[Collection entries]
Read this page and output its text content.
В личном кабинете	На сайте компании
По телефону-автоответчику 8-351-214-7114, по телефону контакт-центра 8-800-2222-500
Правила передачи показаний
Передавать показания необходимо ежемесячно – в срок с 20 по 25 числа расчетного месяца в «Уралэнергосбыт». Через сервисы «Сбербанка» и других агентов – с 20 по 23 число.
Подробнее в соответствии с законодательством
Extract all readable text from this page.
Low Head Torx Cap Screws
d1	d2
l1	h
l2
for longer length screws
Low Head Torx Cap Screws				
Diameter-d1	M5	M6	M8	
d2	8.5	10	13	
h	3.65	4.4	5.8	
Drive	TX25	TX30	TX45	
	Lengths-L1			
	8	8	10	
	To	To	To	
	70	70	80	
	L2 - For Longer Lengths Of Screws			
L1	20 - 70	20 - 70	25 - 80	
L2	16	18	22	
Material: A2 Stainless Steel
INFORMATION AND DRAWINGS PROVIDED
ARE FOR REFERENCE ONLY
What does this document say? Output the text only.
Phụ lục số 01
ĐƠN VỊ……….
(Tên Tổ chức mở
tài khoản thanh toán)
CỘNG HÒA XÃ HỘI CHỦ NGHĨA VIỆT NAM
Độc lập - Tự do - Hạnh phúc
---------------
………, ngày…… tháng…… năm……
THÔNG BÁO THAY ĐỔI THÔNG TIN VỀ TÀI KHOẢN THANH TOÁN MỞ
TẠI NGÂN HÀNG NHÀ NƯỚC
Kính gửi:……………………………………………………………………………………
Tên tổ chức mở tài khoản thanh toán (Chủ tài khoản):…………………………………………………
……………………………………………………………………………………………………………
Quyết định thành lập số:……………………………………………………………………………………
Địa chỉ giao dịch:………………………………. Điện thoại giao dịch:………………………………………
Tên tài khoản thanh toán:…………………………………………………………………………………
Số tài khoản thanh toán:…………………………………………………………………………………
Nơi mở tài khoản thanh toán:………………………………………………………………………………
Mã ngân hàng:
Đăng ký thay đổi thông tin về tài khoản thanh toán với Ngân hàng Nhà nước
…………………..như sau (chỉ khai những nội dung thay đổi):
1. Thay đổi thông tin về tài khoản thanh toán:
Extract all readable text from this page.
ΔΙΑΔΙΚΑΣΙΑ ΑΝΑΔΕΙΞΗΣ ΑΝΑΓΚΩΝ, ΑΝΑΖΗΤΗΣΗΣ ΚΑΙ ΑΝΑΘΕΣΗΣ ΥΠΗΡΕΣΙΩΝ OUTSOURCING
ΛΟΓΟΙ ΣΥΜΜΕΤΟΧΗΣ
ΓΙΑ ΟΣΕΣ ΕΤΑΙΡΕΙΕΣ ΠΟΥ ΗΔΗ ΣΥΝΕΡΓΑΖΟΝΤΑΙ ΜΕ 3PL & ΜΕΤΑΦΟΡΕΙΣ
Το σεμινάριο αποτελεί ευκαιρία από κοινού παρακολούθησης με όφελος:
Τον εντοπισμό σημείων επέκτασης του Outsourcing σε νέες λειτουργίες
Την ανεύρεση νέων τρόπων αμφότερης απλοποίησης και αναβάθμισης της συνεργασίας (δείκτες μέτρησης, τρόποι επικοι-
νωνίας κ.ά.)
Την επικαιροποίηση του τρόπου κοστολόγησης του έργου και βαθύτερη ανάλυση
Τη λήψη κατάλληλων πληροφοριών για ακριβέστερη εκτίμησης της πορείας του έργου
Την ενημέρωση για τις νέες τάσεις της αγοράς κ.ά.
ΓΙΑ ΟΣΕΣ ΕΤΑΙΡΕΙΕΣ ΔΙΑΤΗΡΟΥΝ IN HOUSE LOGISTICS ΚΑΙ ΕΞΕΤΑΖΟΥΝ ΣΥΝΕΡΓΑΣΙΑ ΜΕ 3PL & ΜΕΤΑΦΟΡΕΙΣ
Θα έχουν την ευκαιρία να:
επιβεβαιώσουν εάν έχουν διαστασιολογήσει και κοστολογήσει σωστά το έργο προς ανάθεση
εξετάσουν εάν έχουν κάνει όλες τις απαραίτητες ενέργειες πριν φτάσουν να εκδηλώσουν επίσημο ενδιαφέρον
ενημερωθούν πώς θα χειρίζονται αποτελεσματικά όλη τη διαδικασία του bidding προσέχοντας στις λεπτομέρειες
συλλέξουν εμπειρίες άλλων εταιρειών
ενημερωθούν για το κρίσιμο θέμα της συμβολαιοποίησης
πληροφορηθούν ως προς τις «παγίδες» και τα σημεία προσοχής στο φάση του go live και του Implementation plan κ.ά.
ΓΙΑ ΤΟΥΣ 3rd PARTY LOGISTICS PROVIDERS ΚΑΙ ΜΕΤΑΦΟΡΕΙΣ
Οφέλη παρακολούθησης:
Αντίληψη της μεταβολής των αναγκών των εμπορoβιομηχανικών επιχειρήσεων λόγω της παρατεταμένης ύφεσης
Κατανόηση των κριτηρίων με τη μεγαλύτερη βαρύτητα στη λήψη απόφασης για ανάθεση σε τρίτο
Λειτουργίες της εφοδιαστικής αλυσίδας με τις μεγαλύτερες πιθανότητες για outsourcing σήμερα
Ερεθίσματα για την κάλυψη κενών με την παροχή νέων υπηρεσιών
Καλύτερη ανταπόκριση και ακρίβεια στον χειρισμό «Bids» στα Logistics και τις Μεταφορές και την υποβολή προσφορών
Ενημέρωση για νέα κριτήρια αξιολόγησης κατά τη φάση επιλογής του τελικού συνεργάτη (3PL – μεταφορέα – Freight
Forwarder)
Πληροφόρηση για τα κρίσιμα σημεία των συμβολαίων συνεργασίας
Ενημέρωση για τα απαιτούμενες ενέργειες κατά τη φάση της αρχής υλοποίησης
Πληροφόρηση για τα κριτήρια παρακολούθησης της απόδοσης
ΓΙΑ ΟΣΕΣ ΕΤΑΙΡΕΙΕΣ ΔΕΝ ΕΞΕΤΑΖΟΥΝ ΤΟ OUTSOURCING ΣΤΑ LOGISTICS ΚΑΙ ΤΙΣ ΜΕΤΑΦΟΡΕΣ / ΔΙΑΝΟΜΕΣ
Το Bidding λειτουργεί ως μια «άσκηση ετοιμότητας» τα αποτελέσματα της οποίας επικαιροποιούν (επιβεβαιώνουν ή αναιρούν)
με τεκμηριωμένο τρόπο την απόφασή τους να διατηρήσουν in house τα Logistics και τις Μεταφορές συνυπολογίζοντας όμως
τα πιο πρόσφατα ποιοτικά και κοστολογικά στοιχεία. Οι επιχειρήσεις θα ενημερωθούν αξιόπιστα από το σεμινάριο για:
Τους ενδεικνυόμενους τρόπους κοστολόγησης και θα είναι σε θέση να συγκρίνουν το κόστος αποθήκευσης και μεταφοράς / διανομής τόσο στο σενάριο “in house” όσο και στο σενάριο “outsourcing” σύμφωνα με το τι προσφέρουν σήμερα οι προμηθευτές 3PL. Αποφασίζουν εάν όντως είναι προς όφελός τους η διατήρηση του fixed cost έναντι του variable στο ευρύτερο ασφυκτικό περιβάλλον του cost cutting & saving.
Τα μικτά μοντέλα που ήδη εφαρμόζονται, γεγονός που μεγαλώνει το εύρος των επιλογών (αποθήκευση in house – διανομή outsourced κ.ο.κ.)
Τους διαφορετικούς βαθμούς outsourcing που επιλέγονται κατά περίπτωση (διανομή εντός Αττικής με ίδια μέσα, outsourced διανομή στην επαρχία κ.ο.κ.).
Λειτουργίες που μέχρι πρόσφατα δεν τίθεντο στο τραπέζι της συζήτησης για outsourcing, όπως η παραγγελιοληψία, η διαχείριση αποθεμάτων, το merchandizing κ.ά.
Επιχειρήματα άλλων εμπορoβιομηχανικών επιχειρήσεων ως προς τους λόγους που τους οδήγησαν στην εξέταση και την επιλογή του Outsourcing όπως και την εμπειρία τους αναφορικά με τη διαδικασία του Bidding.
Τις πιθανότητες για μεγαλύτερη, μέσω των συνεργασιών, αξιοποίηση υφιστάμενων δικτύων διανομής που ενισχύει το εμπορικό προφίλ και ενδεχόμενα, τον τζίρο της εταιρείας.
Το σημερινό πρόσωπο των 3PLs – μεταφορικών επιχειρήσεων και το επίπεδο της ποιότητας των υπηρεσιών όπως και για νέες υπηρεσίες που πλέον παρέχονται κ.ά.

• EXERCISE DESCRIPTION: In the entries above, find each line with the word "υπηρεσιών" and copy it.

• RIGHT ANSWER:
Ερεθίσματα για την κάλυψη κενών με την παροχή νέων υπηρεσιών
Το σημερινό πρόσωπο των 3PLs – μεταφορικών επιχειρήσεων και το επίπεδο της ποιότητας των υπηρεσιών όπως και για νέες υπηρεσίες που πλέον παρέχονται κ.ά.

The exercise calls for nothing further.